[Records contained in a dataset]
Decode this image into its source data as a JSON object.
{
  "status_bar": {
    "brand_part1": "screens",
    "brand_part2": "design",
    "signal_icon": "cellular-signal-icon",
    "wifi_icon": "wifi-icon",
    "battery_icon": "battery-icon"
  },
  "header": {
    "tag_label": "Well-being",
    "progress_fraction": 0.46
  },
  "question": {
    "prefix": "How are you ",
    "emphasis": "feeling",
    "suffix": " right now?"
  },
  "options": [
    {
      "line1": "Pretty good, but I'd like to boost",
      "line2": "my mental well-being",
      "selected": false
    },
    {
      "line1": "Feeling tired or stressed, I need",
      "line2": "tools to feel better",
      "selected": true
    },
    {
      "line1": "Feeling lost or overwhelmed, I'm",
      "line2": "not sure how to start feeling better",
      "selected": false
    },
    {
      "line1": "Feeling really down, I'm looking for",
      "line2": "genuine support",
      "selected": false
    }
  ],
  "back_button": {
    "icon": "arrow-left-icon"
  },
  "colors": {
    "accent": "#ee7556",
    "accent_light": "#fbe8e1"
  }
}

- [Stated problem]: All records above must be set down exactly, please.

- [Task solution]:
Decode this image into its source data as a JSON object.
{
  "status_bar": {
    "brand_part1": "screens",
    "brand_part2": "design",
    "signal_icon": "cellular-signal-icon",
    "wifi_icon": "wifi-icon",
    "battery_icon": "battery-icon"
  },
  "header": {
    "tag_label": "Well-being",
    "progress_fraction": 0.46
  },
  "question": {
    "prefix": "How are you ",
    "emphasis": "feeling",
    "suffix": " right now?"
  },
  "options": [
    {
      "line1": "Pretty good, but I'd like to boost",
      "line2": "my mental well-being",
      "selected": false
    },
    {
      "line1": "Feeling tired or stressed, I need",
      "line2": "tools to feel better",
      "selected": true
    },
    {
      "line1": "Feeling lost or overwhelmed, I'm",
      "line2": "not sure how to start feeling better",
      "selected": false
    },
    {
      "line1": "Feeling really down, I'm looking for",
      "line2": "genuine support",
      "selected": false
    }
  ],
  "back_button": {
    "icon": "arrow-left-icon"
  },
  "colors": {
    "accent": "#ee7556",
    "accent_light": "#fbe8e1"
  }
}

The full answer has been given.